◆ TASK GOAL
Scan the entries below and extract each line with the word "this" in it.

==*==

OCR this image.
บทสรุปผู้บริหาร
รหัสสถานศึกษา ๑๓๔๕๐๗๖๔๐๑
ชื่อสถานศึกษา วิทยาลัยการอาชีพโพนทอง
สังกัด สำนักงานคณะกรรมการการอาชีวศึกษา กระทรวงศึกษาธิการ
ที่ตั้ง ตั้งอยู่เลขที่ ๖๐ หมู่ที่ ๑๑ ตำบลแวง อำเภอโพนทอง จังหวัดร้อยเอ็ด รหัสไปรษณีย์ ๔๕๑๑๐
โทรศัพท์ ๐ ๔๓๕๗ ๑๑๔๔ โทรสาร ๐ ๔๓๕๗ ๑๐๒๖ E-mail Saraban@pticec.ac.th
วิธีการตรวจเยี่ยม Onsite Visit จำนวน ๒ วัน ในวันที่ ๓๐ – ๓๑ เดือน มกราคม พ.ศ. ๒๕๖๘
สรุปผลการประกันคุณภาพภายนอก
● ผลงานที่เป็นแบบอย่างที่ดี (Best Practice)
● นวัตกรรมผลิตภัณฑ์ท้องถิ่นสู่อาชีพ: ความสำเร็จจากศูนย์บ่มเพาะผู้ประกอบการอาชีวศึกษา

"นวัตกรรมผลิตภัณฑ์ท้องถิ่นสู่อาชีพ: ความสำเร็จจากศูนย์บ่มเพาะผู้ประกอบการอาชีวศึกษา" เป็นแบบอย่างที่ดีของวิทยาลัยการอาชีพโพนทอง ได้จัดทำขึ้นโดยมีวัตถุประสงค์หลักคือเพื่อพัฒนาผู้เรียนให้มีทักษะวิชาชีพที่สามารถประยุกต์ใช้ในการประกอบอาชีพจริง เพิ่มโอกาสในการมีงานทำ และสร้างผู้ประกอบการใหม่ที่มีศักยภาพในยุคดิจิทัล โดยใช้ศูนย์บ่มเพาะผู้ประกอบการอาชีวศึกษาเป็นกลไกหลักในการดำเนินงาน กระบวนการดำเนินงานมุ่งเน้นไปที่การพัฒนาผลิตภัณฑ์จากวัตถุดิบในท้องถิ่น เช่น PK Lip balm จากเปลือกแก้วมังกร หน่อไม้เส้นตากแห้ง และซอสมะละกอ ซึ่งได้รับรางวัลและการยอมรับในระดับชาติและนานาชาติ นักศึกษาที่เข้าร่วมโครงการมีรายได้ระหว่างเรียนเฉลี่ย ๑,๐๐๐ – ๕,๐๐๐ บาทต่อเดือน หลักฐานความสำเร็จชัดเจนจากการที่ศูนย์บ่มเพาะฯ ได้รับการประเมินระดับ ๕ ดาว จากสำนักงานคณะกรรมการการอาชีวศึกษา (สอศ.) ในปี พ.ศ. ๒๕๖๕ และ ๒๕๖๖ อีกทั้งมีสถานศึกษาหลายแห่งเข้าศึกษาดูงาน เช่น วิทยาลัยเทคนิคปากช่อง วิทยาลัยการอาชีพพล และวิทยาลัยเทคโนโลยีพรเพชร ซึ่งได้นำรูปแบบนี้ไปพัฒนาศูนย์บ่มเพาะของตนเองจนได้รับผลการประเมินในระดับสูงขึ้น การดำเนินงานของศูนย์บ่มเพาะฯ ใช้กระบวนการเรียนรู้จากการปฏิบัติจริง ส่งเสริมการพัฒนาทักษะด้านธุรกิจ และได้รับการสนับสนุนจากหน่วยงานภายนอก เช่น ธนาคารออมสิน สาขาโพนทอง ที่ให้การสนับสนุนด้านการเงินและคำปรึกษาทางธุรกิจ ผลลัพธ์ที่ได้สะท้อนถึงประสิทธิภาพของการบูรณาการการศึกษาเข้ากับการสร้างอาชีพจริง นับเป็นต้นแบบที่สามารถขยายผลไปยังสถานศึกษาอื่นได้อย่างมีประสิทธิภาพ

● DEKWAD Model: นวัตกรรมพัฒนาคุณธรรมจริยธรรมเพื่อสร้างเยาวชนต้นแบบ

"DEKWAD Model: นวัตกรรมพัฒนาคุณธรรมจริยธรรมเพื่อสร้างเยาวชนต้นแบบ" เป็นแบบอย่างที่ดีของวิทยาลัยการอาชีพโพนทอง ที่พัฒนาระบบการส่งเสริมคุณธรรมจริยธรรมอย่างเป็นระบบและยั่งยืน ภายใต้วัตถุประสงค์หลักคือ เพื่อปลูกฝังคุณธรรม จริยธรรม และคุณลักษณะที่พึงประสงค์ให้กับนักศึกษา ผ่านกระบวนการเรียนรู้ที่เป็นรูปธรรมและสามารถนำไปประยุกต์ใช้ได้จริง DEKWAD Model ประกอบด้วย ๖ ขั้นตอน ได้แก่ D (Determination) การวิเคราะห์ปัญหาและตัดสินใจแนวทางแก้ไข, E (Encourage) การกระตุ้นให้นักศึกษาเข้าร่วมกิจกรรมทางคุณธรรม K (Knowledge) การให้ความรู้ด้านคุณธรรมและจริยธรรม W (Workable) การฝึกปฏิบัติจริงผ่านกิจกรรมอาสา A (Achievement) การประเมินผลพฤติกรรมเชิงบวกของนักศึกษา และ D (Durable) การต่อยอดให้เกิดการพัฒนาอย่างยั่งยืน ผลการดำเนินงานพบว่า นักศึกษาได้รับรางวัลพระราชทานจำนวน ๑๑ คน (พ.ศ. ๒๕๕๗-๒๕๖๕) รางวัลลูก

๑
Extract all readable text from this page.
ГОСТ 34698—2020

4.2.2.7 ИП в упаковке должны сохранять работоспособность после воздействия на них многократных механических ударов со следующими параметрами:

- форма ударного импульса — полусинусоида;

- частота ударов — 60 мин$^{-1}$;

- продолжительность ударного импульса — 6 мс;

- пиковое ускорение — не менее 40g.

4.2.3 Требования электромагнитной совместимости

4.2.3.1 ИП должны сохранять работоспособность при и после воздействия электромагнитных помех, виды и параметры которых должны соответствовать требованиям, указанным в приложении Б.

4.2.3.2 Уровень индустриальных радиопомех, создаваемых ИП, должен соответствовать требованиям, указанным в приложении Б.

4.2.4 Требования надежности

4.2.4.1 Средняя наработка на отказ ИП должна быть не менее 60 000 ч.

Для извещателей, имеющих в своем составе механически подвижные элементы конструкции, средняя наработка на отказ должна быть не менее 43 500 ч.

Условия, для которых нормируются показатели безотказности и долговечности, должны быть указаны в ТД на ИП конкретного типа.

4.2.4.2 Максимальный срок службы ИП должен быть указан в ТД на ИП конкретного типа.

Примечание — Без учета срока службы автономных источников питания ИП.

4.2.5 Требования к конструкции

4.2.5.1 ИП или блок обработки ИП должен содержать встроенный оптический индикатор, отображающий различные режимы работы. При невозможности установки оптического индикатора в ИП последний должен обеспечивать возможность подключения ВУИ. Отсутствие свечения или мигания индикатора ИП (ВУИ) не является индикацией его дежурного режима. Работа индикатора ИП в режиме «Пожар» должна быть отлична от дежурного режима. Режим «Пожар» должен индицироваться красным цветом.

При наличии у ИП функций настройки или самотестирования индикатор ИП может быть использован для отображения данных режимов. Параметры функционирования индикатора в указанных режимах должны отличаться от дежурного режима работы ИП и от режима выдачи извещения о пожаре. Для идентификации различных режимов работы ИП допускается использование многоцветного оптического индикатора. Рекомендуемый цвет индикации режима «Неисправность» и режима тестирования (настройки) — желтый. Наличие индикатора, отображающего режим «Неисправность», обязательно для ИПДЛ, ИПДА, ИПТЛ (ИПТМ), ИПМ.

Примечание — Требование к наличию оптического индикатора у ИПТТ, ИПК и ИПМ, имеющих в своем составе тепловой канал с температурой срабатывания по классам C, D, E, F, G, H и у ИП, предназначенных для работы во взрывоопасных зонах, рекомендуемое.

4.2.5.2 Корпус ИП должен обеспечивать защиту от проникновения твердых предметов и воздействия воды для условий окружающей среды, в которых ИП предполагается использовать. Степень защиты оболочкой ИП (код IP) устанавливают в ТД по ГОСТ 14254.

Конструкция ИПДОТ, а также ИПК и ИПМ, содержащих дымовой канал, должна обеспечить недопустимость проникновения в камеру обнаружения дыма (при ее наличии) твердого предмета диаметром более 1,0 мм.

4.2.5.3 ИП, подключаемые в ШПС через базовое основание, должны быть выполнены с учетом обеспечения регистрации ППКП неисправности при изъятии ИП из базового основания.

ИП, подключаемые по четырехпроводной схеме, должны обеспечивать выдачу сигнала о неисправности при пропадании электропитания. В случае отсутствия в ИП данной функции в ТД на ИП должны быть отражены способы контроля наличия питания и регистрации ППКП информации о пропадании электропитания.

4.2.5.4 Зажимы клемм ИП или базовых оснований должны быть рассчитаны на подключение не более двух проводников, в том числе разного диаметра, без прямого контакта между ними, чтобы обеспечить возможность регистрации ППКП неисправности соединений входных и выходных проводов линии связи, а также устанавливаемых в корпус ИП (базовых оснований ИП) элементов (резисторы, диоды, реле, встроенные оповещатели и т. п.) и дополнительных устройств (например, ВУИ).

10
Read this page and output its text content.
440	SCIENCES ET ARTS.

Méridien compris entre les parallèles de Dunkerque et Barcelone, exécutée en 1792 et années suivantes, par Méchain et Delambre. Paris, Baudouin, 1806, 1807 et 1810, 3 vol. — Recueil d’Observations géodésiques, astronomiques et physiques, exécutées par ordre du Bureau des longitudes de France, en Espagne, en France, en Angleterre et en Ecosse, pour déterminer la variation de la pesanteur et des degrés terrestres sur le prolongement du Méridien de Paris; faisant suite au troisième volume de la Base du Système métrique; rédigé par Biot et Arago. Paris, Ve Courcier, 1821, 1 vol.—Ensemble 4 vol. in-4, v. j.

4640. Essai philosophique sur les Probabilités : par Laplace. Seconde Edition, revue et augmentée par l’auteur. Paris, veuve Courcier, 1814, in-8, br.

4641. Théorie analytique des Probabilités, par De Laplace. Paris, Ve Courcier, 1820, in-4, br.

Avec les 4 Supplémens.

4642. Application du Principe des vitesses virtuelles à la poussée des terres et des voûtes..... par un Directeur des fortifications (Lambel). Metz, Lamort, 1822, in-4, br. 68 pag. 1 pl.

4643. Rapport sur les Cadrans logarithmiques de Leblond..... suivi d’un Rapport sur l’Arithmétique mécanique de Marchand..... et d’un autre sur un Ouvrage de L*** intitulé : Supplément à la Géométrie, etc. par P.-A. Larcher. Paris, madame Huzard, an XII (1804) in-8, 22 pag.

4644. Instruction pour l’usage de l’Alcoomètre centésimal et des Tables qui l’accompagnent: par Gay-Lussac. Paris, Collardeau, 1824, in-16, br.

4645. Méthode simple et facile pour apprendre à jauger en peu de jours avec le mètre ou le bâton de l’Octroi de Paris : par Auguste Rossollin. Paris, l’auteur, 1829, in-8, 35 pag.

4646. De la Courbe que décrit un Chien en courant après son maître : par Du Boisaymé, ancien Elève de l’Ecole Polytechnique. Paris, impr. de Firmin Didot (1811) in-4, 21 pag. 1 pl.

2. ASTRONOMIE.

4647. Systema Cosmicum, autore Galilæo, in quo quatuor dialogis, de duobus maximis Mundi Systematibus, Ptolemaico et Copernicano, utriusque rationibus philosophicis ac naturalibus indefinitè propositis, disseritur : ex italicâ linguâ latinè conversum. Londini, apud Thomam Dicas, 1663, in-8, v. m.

==*==

◆ EXERCISE OUTPUT
OCR this image.
Extract all readable text from this page.
Read this page and output its text content.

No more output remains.